Benötigt wird
Aktualisiere die Zeilen aller Datensätze, indem du „cell-specific-gravity“ überall durch „cell-density“ ersetzt und sonst nichts änderst. Lass die Bilder in der Antwort weg.

Bereitgestellte Daten
--
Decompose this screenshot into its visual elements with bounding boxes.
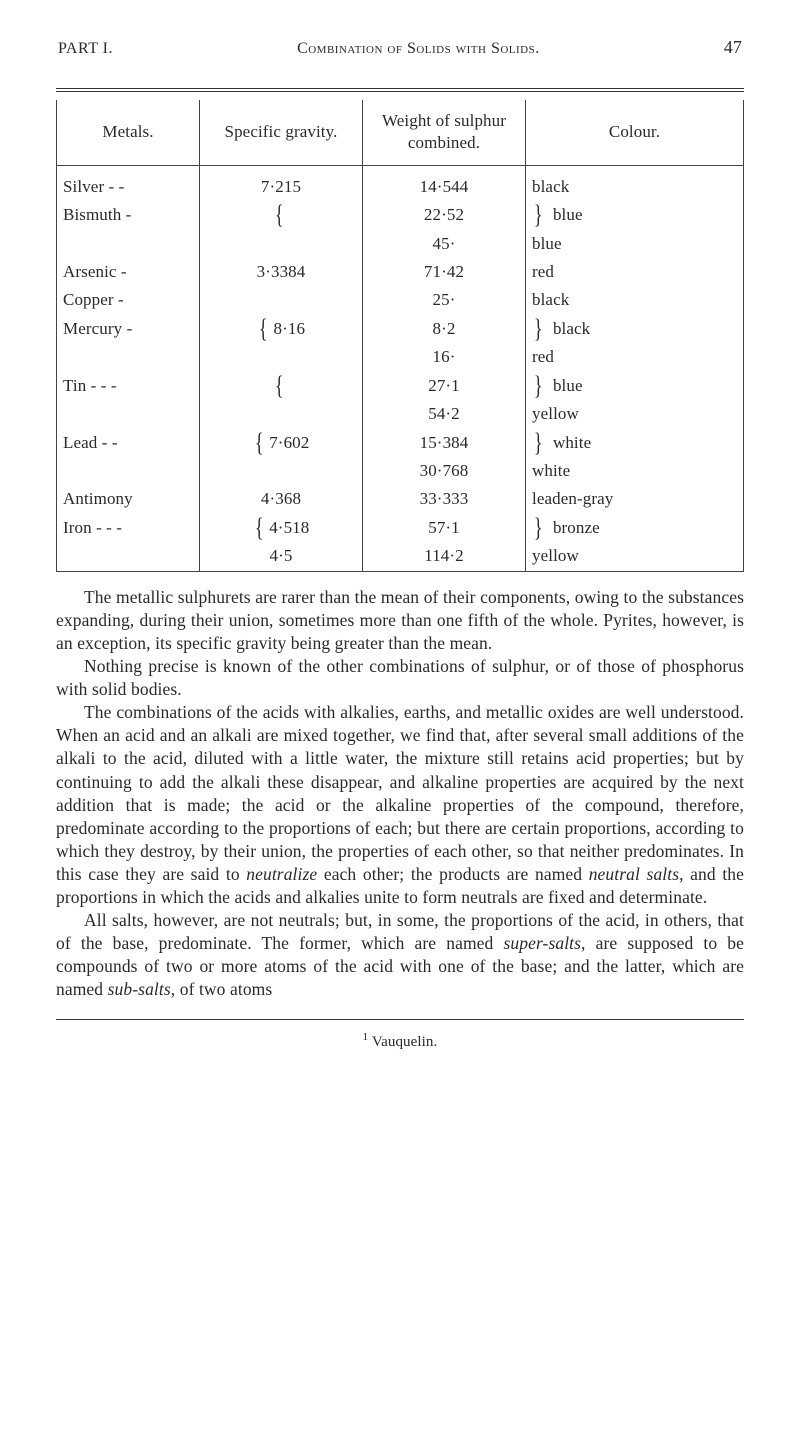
cell-specific-gravity: 7·215 xyxy=(200,165,363,201)
cell-colour: } blue xyxy=(526,372,744,400)
cell-specific-gravity: { xyxy=(200,201,363,229)
table-row: Tin - - -{27·1} blue xyxy=(57,372,744,400)
sulphurets-table: Metals. Specific gravity. Weight of sulp… xyxy=(56,100,744,572)
cell-metal xyxy=(57,400,200,428)
cell-weight: 25· xyxy=(363,286,526,314)
cell-colour: } white xyxy=(526,429,744,457)
cell-metal: Arsenic - xyxy=(57,258,200,286)
table-row: Antimony4·36833·333 leaden-gray xyxy=(57,485,744,513)
cell-metal: Mercury - xyxy=(57,315,200,343)
cell-colour: black xyxy=(526,165,744,201)
th-weight: Weight of sulphur combined. xyxy=(363,100,526,165)
paragraph-1: The metallic sulphurets are rarer than t… xyxy=(56,586,744,655)
cell-colour: white xyxy=(526,457,744,485)
cell-weight: 54·2 xyxy=(363,400,526,428)
cell-specific-gravity: 4·5 xyxy=(200,542,363,571)
cell-colour: red xyxy=(526,258,744,286)
cell-specific-gravity: {4·518 xyxy=(200,514,363,542)
cell-weight: 15·384 xyxy=(363,429,526,457)
cell-colour: yellow xyxy=(526,542,744,571)
th-colour: Colour. xyxy=(526,100,744,165)
cell-specific-gravity: { xyxy=(200,372,363,400)
cell-metal: Antimony xyxy=(57,485,200,513)
cell-weight: 57·1 xyxy=(363,514,526,542)
table-row: Bismuth -{22·52} blue xyxy=(57,201,744,229)
cell-weight: 14·544 xyxy=(363,165,526,201)
table-row: 30·768 white xyxy=(57,457,744,485)
cell-colour: yellow xyxy=(526,400,744,428)
cell-metal: Copper - xyxy=(57,286,200,314)
table-row: 54·2 yellow xyxy=(57,400,744,428)
paragraph-2: Nothing precise is known of the other co… xyxy=(56,655,744,701)
cell-metal xyxy=(57,230,200,258)
rule-top-thick xyxy=(56,88,744,89)
cell-specific-gravity: 3·3384 xyxy=(200,258,363,286)
cell-weight: 71·42 xyxy=(363,258,526,286)
table-row: Mercury -{8·168·2} black xyxy=(57,315,744,343)
cell-colour: } blue xyxy=(526,201,744,229)
cell-colour: black xyxy=(526,286,744,314)
cell-specific-gravity: {8·16 xyxy=(200,315,363,343)
cell-weight: 22·52 xyxy=(363,201,526,229)
cell-metal: Lead - - xyxy=(57,429,200,457)
cell-metal: Iron - - - xyxy=(57,514,200,542)
running-head-page: 47 xyxy=(724,36,742,60)
cell-metal xyxy=(57,457,200,485)
footnote-rule xyxy=(56,1019,744,1020)
table-row: 45· blue xyxy=(57,230,744,258)
footnote-text: Vauquelin. xyxy=(372,1034,438,1050)
table-row: Lead - -{7·60215·384} white xyxy=(57,429,744,457)
cell-metal: Silver - - xyxy=(57,165,200,201)
cell-colour: leaden-gray xyxy=(526,485,744,513)
cell-specific-gravity xyxy=(200,457,363,485)
cell-weight: 114·2 xyxy=(363,542,526,571)
running-head-part: PART I. xyxy=(58,38,113,59)
cell-metal xyxy=(57,542,200,571)
cell-weight: 27·1 xyxy=(363,372,526,400)
cell-specific-gravity: {7·602 xyxy=(200,429,363,457)
table-row: 4·5114·2 yellow xyxy=(57,542,744,571)
cell-specific-gravity xyxy=(200,343,363,371)
cell-weight: 33·333 xyxy=(363,485,526,513)
cell-metal: Bismuth - xyxy=(57,201,200,229)
cell-weight: 16· xyxy=(363,343,526,371)
cell-colour: } black xyxy=(526,315,744,343)
cell-specific-gravity xyxy=(200,400,363,428)
cell-weight: 45· xyxy=(363,230,526,258)
cell-specific-gravity xyxy=(200,230,363,258)
table-row: Silver - -7·21514·544 black xyxy=(57,165,744,201)
paragraph-4: All salts, however, are not neutrals; bu… xyxy=(56,909,744,1001)
cell-weight: 30·768 xyxy=(363,457,526,485)
running-head-title: Combination of Solids with Solids. xyxy=(113,38,724,59)
th-sg: Specific gravity. xyxy=(200,100,363,165)
footnote: 1 Vauquelin. xyxy=(56,1030,744,1053)
cell-metal xyxy=(57,343,200,371)
table-row: Arsenic -3·338471·42 red xyxy=(57,258,744,286)
cell-colour: blue xyxy=(526,230,744,258)
table-row: Copper - 25· black xyxy=(57,286,744,314)
running-head: PART I. Combination of Solids with Solid… xyxy=(56,36,744,60)
cell-weight: 8·2 xyxy=(363,315,526,343)
cell-colour: } bronze xyxy=(526,514,744,542)
paragraph-3: The combinations of the acids with alkal… xyxy=(56,701,744,909)
cell-specific-gravity: 4·368 xyxy=(200,485,363,513)
table-row: 16· red xyxy=(57,343,744,371)
cell-colour: red xyxy=(526,343,744,371)
footnote-marker: 1 xyxy=(363,1031,369,1043)
cell-metal: Tin - - - xyxy=(57,372,200,400)
cell-specific-gravity xyxy=(200,286,363,314)
table-row: Iron - - -{4·51857·1} bronze xyxy=(57,514,744,542)
rule-top-thin xyxy=(56,91,744,92)
th-metals: Metals. xyxy=(57,100,200,165)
--
Vollständige Antwort
Decompose this screenshot into its visual elements with bounding boxes.
cell-density: 7·215 xyxy=(200,165,363,201)
cell-colour: } blue xyxy=(526,372,744,400)
cell-density: { xyxy=(200,201,363,229)
table-row: Tin - - -{27·1} blue xyxy=(57,372,744,400)
sulphurets-table: Metals. Specific gravity. Weight of sulp… xyxy=(56,100,744,572)
cell-metal xyxy=(57,400,200,428)
cell-weight: 25· xyxy=(363,286,526,314)
cell-colour: } white xyxy=(526,429,744,457)
cell-metal: Arsenic - xyxy=(57,258,200,286)
table-row: Antimony4·36833·333 leaden-gray xyxy=(57,485,744,513)
cell-metal: Mercury - xyxy=(57,315,200,343)
cell-colour: black xyxy=(526,165,744,201)
th-weight: Weight of sulphur combined. xyxy=(363,100,526,165)
paragraph-1: The metallic sulphurets are rarer than t… xyxy=(56,586,744,655)
cell-colour: white xyxy=(526,457,744,485)
cell-weight: 54·2 xyxy=(363,400,526,428)
cell-density: 4·5 xyxy=(200,542,363,571)
cell-colour: red xyxy=(526,258,744,286)
cell-density: {4·518 xyxy=(200,514,363,542)
cell-weight: 15·384 xyxy=(363,429,526,457)
cell-colour: yellow xyxy=(526,542,744,571)
th-colour: Colour. xyxy=(526,100,744,165)
cell-density: { xyxy=(200,372,363,400)
cell-metal: Antimony xyxy=(57,485,200,513)
cell-weight: 57·1 xyxy=(363,514,526,542)
table-row: Bismuth -{22·52} blue xyxy=(57,201,744,229)
cell-weight: 14·544 xyxy=(363,165,526,201)
table-row: 30·768 white xyxy=(57,457,744,485)
cell-colour: yellow xyxy=(526,400,744,428)
cell-metal: Copper - xyxy=(57,286,200,314)
table-row: 54·2 yellow xyxy=(57,400,744,428)
paragraph-2: Nothing precise is known of the other co… xyxy=(56,655,744,701)
cell-metal xyxy=(57,230,200,258)
rule-top-thick xyxy=(56,88,744,89)
cell-density: 3·3384 xyxy=(200,258,363,286)
cell-weight: 71·42 xyxy=(363,258,526,286)
table-row: Mercury -{8·168·2} black xyxy=(57,315,744,343)
cell-colour: } blue xyxy=(526,201,744,229)
cell-colour: black xyxy=(526,286,744,314)
cell-density: {8·16 xyxy=(200,315,363,343)
cell-weight: 22·52 xyxy=(363,201,526,229)
cell-metal: Lead - - xyxy=(57,429,200,457)
cell-metal: Iron - - - xyxy=(57,514,200,542)
running-head-page: 47 xyxy=(724,36,742,60)
cell-metal xyxy=(57,457,200,485)
footnote-rule xyxy=(56,1019,744,1020)
table-row: 45· blue xyxy=(57,230,744,258)
footnote-text: Vauquelin. xyxy=(372,1034,438,1050)
table-row: Lead - -{7·60215·384} white xyxy=(57,429,744,457)
cell-metal: Silver - - xyxy=(57,165,200,201)
cell-colour: leaden-gray xyxy=(526,485,744,513)
cell-density xyxy=(200,457,363,485)
cell-weight: 114·2 xyxy=(363,542,526,571)
running-head-part: PART I. xyxy=(58,38,113,59)
cell-metal xyxy=(57,542,200,571)
cell-weight: 27·1 xyxy=(363,372,526,400)
cell-density: {7·602 xyxy=(200,429,363,457)
table-row: 4·5114·2 yellow xyxy=(57,542,744,571)
cell-density xyxy=(200,343,363,371)
cell-weight: 33·333 xyxy=(363,485,526,513)
cell-metal: Bismuth - xyxy=(57,201,200,229)
cell-weight: 16· xyxy=(363,343,526,371)
cell-colour: } black xyxy=(526,315,744,343)
cell-density xyxy=(200,400,363,428)
cell-weight: 45· xyxy=(363,230,526,258)
cell-density xyxy=(200,230,363,258)
table-row: Silver - -7·21514·544 black xyxy=(57,165,744,201)
paragraph-4: All salts, however, are not neutrals; bu… xyxy=(56,909,744,1001)
cell-weight: 30·768 xyxy=(363,457,526,485)
running-head-title: Combination of Solids with Solids. xyxy=(113,38,724,59)
th-sg: Specific gravity. xyxy=(200,100,363,165)
footnote: 1 Vauquelin. xyxy=(56,1030,744,1053)
cell-metal xyxy=(57,343,200,371)
table-row: Arsenic -3·338471·42 red xyxy=(57,258,744,286)
cell-colour: blue xyxy=(526,230,744,258)
table-row: Copper - 25· black xyxy=(57,286,744,314)
running-head: PART I. Combination of Solids with Solid… xyxy=(56,36,744,60)
cell-weight: 8·2 xyxy=(363,315,526,343)
cell-colour: } bronze xyxy=(526,514,744,542)
paragraph-3: The combinations of the acids with alkal… xyxy=(56,701,744,909)
cell-density: 4·368 xyxy=(200,485,363,513)
table-row: 16· red xyxy=(57,343,744,371)
cell-colour: red xyxy=(526,343,744,371)
footnote-marker: 1 xyxy=(363,1031,369,1043)
cell-metal: Tin - - - xyxy=(57,372,200,400)
cell-density xyxy=(200,286,363,314)
table-row: Iron - - -{4·51857·1} bronze xyxy=(57,514,744,542)
rule-top-thin xyxy=(56,91,744,92)
th-metals: Metals. xyxy=(57,100,200,165)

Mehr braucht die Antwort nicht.